━━━━━ Stored data ━━━━━
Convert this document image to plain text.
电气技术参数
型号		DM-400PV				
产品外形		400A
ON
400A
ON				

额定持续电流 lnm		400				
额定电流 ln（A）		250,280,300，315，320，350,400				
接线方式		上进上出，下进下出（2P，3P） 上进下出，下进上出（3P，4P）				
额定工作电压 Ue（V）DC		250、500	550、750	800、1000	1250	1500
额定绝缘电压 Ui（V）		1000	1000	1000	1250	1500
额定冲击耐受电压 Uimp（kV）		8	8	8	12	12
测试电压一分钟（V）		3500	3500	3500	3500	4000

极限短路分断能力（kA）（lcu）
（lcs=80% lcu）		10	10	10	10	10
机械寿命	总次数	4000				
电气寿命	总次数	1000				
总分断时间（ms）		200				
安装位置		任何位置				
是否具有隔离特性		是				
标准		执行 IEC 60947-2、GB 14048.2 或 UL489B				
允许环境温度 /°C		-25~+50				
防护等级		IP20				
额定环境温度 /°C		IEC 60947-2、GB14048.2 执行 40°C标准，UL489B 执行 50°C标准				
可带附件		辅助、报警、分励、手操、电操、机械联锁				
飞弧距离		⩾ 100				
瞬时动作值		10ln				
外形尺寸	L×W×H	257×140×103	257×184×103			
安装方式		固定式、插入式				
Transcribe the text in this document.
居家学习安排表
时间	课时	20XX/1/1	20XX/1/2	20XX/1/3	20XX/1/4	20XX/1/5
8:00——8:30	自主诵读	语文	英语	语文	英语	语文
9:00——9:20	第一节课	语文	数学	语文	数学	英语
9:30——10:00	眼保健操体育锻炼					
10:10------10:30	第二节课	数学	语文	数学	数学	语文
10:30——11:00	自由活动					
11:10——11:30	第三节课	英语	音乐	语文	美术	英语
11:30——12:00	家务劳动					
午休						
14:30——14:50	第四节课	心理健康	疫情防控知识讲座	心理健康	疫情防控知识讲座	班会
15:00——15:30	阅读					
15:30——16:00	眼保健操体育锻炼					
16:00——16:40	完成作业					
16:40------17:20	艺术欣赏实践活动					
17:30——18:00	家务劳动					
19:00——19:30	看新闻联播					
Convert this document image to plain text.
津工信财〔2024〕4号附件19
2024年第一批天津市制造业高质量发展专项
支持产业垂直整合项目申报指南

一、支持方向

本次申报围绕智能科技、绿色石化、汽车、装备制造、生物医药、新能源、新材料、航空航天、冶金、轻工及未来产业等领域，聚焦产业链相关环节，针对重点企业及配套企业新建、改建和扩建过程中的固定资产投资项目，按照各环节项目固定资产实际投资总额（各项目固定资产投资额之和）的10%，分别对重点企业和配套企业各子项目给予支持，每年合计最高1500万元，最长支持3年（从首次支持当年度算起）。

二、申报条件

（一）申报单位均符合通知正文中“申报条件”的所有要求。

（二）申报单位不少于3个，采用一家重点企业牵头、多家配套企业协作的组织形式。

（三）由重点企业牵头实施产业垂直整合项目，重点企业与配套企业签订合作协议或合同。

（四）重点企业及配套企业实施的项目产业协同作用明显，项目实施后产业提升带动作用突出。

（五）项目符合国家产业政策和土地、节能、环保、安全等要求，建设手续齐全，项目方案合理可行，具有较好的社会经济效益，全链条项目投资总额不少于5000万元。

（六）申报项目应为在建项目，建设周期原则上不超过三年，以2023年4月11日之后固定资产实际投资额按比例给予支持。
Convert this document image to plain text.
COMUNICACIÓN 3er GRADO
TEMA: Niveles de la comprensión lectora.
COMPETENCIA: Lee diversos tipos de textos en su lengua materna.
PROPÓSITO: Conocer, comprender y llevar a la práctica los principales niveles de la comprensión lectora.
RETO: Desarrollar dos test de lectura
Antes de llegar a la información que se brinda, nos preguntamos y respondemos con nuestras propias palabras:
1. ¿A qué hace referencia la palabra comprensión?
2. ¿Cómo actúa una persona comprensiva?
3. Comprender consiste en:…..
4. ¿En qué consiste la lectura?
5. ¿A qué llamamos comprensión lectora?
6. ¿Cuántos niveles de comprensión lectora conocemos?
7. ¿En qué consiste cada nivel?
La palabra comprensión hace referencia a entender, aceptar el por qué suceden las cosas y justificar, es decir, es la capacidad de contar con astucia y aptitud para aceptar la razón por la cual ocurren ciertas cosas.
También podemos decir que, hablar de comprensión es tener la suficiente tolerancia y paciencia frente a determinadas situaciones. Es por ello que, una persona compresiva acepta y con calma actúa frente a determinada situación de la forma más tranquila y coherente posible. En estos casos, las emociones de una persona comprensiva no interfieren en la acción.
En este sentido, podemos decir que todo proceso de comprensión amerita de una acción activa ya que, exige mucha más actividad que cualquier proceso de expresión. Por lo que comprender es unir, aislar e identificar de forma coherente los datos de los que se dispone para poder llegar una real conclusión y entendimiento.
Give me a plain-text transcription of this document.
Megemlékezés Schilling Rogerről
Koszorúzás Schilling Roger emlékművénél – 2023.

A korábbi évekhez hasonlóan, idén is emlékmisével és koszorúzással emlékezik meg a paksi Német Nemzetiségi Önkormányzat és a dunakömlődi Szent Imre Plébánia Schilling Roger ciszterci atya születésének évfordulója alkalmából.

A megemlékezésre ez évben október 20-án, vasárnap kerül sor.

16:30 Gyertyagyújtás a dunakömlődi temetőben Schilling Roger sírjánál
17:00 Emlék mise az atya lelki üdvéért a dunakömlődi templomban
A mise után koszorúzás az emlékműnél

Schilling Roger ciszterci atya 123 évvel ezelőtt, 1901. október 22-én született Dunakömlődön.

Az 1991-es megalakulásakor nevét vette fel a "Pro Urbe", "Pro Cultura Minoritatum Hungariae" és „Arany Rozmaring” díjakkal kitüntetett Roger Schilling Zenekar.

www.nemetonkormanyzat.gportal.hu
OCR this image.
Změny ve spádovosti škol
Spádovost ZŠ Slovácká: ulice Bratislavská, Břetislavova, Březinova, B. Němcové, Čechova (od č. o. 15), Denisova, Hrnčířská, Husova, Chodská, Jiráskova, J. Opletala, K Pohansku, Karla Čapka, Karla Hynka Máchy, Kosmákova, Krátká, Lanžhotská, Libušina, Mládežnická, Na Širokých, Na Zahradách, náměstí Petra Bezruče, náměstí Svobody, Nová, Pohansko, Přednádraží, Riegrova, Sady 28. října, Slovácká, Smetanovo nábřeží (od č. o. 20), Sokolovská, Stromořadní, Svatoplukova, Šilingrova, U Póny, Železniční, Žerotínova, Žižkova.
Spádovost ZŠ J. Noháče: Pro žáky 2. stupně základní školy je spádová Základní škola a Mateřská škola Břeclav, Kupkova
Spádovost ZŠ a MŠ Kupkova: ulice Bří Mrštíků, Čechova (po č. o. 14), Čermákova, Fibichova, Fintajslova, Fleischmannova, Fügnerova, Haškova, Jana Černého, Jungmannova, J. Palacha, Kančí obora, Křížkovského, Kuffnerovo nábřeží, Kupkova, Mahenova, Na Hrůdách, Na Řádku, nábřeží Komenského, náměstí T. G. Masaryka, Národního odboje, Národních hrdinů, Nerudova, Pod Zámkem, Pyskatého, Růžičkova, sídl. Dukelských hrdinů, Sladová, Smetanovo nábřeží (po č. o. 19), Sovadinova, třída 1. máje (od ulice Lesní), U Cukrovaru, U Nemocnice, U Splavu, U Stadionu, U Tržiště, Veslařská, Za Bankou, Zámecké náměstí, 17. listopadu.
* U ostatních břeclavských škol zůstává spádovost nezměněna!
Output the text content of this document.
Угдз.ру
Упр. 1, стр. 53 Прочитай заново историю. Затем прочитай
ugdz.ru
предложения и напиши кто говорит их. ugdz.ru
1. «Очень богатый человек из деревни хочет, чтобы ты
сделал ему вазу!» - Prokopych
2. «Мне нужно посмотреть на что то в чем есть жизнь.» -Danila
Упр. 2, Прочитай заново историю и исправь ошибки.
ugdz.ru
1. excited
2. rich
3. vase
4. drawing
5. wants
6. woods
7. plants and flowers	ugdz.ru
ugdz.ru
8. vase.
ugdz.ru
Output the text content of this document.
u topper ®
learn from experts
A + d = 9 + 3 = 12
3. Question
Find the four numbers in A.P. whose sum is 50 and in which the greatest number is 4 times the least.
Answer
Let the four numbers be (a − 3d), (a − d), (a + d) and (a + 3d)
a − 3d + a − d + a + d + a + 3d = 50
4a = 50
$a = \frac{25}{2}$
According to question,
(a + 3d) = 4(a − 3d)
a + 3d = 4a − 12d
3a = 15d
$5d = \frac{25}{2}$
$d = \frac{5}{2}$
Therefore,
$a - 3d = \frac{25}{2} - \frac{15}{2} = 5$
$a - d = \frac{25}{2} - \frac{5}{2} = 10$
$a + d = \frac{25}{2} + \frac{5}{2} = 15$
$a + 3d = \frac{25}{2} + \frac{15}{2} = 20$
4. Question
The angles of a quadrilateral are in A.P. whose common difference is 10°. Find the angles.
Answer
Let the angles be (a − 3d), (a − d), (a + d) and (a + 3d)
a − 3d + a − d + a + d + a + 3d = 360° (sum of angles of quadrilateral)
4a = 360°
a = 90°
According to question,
━━━━━
Problem
Find the word "lectora" and list each line it appears in.

Output for this exercise
TEMA: Niveles de la comprensión lectora.
PROPÓSITO: Conocer, comprender y llevar a la práctica los principales niveles de la comprensión lectora.
5. ¿A qué llamamos comprensión lectora?
6. ¿Cuántos niveles de comprensión lectora conocemos?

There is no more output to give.